WHAT TO WORK ON:
Take the material below and retype it in full; pictures are left out.

DATA EXTRACT:
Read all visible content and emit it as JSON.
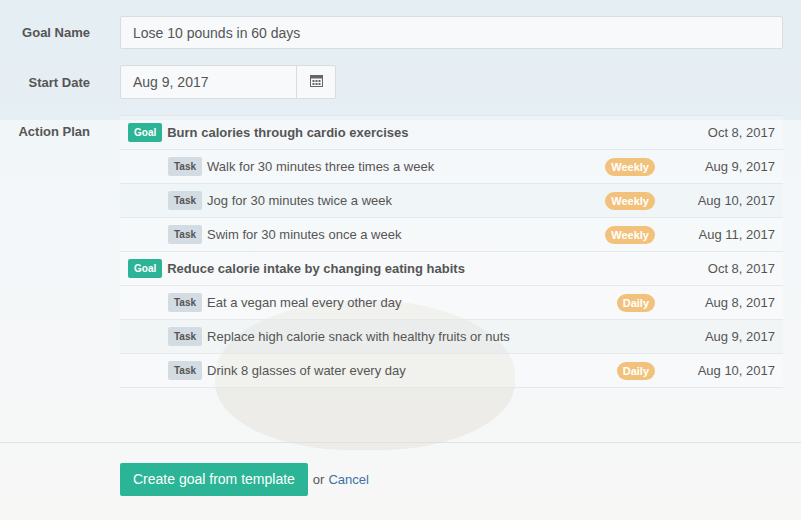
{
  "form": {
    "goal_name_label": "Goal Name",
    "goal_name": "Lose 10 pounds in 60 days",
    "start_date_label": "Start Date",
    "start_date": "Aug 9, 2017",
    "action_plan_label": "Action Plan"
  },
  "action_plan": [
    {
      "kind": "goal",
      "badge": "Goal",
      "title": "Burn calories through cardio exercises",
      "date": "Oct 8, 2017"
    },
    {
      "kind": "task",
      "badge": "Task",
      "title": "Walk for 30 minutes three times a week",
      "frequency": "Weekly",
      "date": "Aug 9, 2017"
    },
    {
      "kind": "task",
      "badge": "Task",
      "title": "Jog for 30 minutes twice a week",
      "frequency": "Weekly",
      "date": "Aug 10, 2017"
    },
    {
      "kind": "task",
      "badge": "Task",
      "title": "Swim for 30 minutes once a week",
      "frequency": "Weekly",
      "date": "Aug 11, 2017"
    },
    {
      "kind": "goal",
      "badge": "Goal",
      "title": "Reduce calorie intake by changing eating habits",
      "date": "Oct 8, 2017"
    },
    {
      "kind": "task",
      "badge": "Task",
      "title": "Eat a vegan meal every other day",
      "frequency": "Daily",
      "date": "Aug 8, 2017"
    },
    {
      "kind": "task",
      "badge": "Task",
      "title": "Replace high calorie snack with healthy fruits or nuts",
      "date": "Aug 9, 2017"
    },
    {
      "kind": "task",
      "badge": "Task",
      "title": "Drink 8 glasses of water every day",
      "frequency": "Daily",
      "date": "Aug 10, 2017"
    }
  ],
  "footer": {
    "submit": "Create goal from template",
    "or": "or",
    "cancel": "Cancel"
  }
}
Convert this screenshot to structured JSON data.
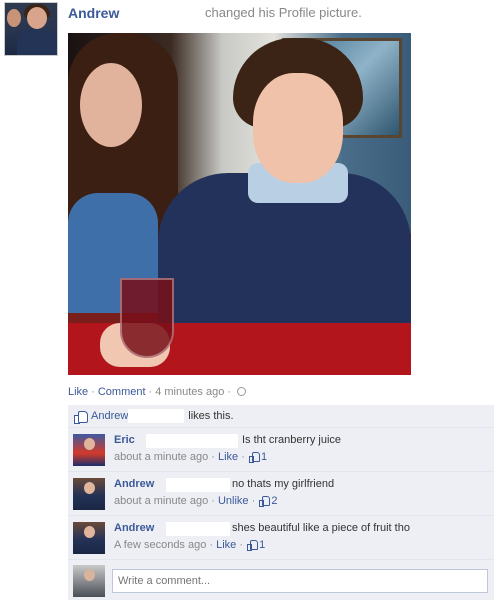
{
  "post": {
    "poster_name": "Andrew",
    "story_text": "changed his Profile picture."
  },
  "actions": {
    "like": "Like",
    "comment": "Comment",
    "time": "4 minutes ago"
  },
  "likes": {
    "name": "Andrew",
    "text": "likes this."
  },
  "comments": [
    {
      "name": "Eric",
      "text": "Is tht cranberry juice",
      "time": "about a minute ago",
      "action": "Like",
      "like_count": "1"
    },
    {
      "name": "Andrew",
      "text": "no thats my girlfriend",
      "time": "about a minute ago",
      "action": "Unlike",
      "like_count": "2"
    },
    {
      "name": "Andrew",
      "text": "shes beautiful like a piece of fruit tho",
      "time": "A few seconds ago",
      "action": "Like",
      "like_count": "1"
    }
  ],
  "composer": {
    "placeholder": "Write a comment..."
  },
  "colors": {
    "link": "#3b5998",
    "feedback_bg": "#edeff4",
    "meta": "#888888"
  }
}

EXPECTED OUTPUT:
Read all visible content and emit it as JSON.
{
  "form": {
    "goal_name_label": "Goal Name",
    "goal_name": "Lose 10 pounds in 60 days",
    "start_date_label": "Start Date",
    "start_date": "Aug 9, 2017",
    "action_plan_label": "Action Plan"
  },
  "action_plan": [
    {
      "kind": "goal",
      "badge": "Goal",
      "title": "Burn calories through cardio exercises",
      "date": "Oct 8, 2017"
    },
    {
      "kind": "task",
      "badge": "Task",
      "title": "Walk for 30 minutes three times a week",
      "frequency": "Weekly",
      "date": "Aug 9, 2017"
    },
    {
      "kind": "task",
      "badge": "Task",
      "title": "Jog for 30 minutes twice a week",
      "frequency": "Weekly",
      "date": "Aug 10, 2017"
    },
    {
      "kind": "task",
      "badge": "Task",
      "title": "Swim for 30 minutes once a week",
      "frequency": "Weekly",
      "date": "Aug 11, 2017"
    },
    {
      "kind": "goal",
      "badge": "Goal",
      "title": "Reduce calorie intake by changing eating habits",
      "date": "Oct 8, 2017"
    },
    {
      "kind": "task",
      "badge": "Task",
      "title": "Eat a vegan meal every other day",
      "frequency": "Daily",
      "date": "Aug 8, 2017"
    },
    {
      "kind": "task",
      "badge": "Task",
      "title": "Replace high calorie snack with healthy fruits or nuts",
      "date": "Aug 9, 2017"
    },
    {
      "kind": "task",
      "badge": "Task",
      "title": "Drink 8 glasses of water every day",
      "frequency": "Daily",
      "date": "Aug 10, 2017"
    }
  ],
  "footer": {
    "submit": "Create goal from template",
    "or": "or",
    "cancel": "Cancel"
  }
}
Convert this screenshot to structured JSON data.
{
  "post": {
    "poster_name": "Andrew",
    "story_text": "changed his Profile picture."
  },
  "actions": {
    "like": "Like",
    "comment": "Comment",
    "time": "4 minutes ago"
  },
  "likes": {
    "name": "Andrew",
    "text": "likes this."
  },
  "comments": [
    {
      "name": "Eric",
      "text": "Is tht cranberry juice",
      "time": "about a minute ago",
      "action": "Like",
      "like_count": "1"
    },
    {
      "name": "Andrew",
      "text": "no thats my girlfriend",
      "time": "about a minute ago",
      "action": "Unlike",
      "like_count": "2"
    },
    {
      "name": "Andrew",
      "text": "shes beautiful like a piece of fruit tho",
      "time": "A few seconds ago",
      "action": "Like",
      "like_count": "1"
    }
  ],
  "composer": {
    "placeholder": "Write a comment..."
  },
  "colors": {
    "link": "#3b5998",
    "feedback_bg": "#edeff4",
    "meta": "#888888"
  }
}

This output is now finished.